Dataset entries
-- start --
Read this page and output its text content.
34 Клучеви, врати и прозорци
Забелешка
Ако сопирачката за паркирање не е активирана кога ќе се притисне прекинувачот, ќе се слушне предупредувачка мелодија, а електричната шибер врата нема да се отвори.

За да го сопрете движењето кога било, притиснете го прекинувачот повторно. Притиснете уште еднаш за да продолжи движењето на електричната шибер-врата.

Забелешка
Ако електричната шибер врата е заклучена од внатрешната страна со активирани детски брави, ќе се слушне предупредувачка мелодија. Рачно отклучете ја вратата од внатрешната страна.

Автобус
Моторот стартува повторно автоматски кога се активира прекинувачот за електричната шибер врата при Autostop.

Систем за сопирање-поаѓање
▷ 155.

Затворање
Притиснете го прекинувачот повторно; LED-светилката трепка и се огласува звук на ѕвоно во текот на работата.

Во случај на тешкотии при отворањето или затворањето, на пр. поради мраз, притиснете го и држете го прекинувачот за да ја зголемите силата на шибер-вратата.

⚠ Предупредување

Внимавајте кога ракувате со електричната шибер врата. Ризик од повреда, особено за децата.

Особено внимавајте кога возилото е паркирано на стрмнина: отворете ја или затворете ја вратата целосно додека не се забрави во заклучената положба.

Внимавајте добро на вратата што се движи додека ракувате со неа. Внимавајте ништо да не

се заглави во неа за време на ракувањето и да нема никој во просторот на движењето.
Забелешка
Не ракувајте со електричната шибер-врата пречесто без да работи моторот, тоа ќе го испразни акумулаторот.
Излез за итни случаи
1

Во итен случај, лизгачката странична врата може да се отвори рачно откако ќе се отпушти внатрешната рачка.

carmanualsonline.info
-- end --
● **Aim**: Using the entries above, state how many lines include the word "мелодија", with no other words.

● **Correct output**: 2